[Data entries]
□ □ □ □ □

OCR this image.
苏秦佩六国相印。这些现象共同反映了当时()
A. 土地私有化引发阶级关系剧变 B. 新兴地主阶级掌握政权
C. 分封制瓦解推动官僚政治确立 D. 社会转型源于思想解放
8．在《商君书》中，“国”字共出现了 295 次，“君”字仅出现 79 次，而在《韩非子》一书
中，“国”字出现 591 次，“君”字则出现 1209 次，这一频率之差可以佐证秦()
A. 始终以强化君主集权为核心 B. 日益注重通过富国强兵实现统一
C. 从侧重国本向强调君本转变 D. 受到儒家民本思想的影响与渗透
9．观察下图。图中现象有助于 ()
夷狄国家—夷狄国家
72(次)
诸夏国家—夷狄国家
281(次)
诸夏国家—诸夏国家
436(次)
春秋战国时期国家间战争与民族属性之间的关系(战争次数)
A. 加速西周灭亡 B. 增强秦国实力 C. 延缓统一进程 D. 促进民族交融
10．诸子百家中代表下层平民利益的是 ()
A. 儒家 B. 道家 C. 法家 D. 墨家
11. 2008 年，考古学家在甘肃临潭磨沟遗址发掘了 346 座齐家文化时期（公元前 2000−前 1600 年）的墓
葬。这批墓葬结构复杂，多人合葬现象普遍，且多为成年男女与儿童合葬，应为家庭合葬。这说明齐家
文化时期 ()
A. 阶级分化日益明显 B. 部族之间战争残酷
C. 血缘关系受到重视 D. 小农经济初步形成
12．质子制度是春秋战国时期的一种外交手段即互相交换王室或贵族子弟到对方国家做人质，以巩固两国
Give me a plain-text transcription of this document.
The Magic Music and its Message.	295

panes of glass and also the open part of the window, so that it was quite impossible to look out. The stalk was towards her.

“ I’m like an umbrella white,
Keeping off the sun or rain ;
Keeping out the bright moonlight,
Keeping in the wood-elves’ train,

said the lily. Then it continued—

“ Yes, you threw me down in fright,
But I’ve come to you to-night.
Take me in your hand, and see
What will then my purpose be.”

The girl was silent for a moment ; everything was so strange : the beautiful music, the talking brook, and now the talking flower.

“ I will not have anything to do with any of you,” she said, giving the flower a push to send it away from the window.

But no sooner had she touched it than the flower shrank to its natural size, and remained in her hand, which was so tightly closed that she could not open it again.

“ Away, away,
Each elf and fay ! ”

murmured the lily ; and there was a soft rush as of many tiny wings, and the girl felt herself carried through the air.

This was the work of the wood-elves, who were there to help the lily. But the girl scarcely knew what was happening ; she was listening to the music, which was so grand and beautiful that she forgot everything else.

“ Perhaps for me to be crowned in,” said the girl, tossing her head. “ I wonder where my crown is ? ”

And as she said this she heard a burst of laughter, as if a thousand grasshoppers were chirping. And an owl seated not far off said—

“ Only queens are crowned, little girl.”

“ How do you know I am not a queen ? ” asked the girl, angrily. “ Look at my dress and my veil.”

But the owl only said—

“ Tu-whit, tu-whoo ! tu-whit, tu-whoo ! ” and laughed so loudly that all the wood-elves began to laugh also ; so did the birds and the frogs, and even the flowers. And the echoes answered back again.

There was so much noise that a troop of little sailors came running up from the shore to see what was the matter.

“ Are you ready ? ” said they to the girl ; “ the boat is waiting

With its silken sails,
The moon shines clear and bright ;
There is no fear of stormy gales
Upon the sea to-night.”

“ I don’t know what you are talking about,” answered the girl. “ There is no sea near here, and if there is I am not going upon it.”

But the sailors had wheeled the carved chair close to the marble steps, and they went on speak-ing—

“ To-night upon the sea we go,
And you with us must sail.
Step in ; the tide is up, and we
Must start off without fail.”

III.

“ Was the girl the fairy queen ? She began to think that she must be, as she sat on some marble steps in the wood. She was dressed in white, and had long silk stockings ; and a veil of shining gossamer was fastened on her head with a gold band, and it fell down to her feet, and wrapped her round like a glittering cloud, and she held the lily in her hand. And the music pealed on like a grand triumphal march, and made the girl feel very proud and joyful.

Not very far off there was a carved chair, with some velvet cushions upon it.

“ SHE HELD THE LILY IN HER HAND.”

□ □ □ □ □

# Objective:
Gather each line in the entries above where the string "talking" is found.

# Answer to the exercise:
The girl was silent for a moment ; everything was so strange : the beautiful music, the talking brook, and now the talking flower.
“ I don’t know what you are talking about,” answered the girl. “ There is no sea near here, and if there is I am not going upon it.”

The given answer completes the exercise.